THE PROBLEM = Which lines below hold the word "Current"? Report each one.

RECORDS =
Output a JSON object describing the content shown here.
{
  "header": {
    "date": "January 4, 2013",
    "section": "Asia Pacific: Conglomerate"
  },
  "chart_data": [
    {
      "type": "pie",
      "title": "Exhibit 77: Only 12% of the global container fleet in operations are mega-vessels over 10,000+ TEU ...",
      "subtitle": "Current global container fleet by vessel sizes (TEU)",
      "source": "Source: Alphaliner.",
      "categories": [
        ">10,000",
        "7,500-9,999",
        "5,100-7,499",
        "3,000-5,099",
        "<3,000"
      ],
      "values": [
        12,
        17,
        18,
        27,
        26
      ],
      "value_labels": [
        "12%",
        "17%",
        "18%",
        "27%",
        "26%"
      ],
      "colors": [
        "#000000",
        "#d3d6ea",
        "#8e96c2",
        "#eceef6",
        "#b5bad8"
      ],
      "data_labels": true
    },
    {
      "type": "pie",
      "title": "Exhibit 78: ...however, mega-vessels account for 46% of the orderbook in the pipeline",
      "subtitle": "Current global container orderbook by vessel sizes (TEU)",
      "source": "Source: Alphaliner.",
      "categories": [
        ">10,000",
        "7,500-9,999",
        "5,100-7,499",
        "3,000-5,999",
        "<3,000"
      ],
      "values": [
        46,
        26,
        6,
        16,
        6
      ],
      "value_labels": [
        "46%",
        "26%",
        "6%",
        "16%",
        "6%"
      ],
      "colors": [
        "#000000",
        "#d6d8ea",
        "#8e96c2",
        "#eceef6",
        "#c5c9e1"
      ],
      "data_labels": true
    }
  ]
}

---

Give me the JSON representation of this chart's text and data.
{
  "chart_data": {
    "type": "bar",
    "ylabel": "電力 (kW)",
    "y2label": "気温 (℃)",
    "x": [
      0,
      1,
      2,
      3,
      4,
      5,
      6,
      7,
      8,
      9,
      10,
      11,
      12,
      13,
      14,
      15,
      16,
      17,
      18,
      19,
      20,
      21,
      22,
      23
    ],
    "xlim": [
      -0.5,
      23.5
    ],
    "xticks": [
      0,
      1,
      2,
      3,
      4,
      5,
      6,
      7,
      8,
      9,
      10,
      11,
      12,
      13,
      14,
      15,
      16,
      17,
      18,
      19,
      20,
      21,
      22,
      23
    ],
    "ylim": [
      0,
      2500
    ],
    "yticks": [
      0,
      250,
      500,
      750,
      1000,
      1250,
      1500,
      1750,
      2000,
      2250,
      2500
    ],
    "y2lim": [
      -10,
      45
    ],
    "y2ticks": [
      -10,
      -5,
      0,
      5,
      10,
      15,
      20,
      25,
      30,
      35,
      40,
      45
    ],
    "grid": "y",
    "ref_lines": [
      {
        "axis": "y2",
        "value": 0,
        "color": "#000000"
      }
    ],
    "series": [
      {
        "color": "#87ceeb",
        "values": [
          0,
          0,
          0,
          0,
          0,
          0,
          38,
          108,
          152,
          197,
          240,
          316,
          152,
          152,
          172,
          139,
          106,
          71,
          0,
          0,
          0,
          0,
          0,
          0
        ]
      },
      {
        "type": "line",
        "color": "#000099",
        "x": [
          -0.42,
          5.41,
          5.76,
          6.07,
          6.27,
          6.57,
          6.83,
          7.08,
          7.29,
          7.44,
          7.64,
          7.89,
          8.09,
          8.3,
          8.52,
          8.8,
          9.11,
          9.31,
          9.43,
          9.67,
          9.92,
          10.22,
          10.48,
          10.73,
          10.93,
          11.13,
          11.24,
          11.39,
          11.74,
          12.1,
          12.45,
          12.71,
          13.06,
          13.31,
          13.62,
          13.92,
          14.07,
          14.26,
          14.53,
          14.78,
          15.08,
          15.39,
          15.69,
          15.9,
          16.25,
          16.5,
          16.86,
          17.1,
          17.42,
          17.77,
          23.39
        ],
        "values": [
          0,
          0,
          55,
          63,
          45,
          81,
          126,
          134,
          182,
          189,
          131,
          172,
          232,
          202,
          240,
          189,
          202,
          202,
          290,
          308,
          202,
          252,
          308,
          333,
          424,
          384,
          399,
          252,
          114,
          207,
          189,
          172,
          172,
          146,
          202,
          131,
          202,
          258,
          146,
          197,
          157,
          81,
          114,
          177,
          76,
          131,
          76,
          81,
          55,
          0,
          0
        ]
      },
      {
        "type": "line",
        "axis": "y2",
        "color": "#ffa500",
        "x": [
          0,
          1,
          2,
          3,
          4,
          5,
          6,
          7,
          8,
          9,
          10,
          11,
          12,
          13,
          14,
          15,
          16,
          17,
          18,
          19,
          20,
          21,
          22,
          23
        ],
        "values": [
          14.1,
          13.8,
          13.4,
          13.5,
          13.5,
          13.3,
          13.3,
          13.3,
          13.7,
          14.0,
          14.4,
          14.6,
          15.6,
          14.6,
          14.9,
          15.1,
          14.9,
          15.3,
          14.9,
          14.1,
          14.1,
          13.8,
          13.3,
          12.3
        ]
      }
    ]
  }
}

...

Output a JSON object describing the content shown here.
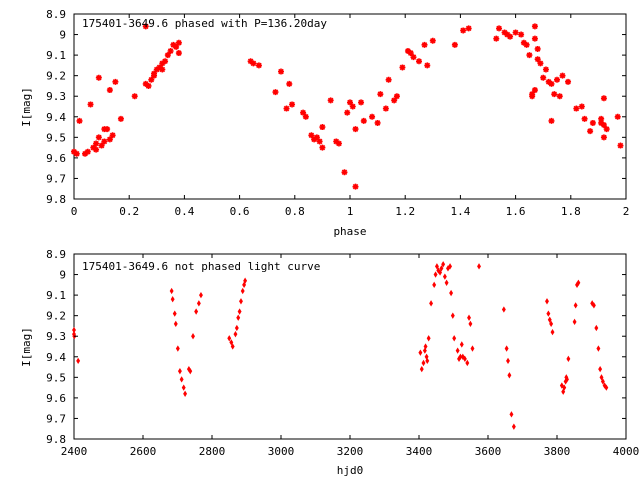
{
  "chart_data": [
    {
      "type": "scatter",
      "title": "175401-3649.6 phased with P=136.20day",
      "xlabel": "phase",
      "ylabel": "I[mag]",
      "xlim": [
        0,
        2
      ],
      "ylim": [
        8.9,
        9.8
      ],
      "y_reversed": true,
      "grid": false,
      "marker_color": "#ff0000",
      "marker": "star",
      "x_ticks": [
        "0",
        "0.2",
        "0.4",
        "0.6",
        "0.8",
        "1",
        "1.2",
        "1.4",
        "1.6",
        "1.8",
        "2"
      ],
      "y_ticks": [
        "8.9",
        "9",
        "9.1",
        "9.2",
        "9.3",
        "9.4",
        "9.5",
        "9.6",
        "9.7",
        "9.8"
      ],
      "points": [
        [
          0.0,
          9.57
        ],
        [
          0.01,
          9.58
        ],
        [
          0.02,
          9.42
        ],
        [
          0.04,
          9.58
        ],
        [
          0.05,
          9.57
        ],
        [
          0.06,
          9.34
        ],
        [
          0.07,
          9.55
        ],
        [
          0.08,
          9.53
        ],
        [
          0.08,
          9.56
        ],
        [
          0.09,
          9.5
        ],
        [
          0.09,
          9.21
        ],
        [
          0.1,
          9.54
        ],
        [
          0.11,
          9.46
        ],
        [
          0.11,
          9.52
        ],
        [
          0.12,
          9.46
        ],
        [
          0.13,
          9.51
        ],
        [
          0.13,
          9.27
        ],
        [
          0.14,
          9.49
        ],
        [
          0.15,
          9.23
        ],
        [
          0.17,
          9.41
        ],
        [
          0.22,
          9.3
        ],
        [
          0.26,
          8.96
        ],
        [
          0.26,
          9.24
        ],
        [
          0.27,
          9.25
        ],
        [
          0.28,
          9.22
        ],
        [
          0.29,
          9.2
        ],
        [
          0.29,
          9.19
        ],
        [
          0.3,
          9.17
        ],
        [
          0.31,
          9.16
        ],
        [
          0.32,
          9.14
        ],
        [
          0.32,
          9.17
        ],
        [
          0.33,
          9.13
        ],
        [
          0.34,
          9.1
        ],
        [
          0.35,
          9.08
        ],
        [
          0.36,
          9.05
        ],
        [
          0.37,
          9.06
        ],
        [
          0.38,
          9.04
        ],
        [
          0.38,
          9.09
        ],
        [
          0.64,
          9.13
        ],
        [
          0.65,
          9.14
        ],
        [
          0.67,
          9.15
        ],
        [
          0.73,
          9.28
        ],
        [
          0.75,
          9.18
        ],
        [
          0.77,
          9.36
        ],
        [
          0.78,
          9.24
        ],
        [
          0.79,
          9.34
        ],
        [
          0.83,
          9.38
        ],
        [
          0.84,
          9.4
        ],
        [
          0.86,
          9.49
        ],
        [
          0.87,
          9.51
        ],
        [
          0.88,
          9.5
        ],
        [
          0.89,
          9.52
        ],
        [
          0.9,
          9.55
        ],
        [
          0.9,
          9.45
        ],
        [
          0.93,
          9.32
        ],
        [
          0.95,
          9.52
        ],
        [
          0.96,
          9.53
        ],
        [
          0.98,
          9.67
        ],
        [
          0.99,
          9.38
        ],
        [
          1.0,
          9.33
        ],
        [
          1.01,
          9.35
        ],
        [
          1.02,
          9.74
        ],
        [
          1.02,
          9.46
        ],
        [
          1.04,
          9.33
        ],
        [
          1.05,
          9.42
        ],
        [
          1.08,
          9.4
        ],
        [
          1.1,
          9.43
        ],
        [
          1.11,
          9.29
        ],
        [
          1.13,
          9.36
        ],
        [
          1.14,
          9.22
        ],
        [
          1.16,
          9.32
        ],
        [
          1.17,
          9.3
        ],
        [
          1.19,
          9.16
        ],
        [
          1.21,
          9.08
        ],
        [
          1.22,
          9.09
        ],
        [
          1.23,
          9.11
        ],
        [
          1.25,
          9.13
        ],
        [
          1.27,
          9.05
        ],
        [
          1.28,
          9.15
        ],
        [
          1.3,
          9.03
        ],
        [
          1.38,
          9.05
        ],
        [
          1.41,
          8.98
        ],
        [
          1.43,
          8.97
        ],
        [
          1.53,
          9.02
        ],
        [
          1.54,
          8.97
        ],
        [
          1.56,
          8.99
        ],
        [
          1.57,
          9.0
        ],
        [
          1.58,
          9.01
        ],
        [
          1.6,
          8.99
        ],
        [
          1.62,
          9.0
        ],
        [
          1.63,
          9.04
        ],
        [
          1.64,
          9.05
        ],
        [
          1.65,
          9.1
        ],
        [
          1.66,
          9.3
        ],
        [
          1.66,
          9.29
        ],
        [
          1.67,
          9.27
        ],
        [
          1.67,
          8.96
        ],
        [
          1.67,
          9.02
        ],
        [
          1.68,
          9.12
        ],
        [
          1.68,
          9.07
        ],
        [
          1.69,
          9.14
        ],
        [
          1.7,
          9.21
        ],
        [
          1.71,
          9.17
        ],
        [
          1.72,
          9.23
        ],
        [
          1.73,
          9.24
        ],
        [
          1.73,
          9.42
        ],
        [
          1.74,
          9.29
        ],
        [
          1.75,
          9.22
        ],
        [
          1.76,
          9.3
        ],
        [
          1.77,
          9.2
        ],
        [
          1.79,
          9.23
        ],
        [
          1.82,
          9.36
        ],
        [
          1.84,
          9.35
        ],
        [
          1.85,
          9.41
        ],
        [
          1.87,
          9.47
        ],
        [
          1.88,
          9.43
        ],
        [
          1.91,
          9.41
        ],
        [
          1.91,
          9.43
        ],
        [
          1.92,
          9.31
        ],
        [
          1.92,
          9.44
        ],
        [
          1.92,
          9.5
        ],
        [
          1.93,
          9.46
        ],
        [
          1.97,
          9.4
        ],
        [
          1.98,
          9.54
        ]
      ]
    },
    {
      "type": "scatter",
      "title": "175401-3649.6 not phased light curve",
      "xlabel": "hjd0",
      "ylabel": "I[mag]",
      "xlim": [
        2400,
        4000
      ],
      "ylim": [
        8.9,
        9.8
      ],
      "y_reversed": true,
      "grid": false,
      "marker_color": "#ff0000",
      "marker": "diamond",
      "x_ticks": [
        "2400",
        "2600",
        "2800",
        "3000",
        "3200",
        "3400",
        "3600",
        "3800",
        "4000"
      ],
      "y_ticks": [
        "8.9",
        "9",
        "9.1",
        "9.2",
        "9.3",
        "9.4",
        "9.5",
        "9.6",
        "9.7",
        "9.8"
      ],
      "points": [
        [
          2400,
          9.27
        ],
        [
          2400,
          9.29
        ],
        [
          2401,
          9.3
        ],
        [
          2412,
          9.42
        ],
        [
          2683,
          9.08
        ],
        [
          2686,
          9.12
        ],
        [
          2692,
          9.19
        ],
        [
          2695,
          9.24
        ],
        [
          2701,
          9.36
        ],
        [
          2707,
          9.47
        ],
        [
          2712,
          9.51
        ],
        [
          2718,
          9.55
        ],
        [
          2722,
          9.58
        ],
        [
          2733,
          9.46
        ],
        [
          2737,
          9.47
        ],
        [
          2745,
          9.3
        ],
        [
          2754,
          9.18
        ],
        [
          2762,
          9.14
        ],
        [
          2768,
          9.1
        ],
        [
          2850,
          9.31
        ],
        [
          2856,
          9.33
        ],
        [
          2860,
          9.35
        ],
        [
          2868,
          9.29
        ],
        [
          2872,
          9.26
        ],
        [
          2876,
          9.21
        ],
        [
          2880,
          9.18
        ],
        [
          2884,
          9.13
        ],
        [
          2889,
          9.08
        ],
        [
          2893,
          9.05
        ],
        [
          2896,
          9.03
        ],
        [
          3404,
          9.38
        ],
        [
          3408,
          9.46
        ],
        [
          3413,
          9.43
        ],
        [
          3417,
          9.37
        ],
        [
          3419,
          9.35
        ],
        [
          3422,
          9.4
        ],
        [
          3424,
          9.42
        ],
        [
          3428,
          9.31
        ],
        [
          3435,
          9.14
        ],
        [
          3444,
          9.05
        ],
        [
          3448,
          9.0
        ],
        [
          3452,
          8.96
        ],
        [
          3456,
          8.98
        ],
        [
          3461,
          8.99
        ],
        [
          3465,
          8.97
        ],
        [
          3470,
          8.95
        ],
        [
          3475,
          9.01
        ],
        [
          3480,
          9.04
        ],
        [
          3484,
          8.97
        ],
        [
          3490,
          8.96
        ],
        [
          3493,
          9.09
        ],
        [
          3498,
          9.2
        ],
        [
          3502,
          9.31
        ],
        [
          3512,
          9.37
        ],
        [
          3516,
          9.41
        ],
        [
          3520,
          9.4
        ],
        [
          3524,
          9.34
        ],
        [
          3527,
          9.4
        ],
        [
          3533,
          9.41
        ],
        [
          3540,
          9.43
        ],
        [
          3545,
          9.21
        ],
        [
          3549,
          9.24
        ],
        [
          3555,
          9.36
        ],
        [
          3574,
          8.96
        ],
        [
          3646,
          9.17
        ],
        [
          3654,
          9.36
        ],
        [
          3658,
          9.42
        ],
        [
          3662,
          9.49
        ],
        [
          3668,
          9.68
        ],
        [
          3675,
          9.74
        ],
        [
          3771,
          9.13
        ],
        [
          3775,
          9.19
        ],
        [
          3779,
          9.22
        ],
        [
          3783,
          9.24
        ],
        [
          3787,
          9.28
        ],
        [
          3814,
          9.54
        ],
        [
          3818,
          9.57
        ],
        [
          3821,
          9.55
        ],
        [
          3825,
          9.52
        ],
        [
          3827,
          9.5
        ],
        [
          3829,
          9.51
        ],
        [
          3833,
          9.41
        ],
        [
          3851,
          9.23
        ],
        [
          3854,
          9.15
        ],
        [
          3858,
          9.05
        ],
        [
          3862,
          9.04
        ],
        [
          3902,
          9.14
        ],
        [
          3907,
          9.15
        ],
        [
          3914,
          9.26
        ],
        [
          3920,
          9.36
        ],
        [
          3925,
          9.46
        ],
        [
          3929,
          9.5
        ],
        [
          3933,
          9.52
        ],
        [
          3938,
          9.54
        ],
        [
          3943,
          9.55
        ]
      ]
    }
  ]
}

FINAL RESULT =
      "subtitle": "Current global container fleet by vessel sizes (TEU)",
      "subtitle": "Current global container orderbook by vessel sizes (TEU)",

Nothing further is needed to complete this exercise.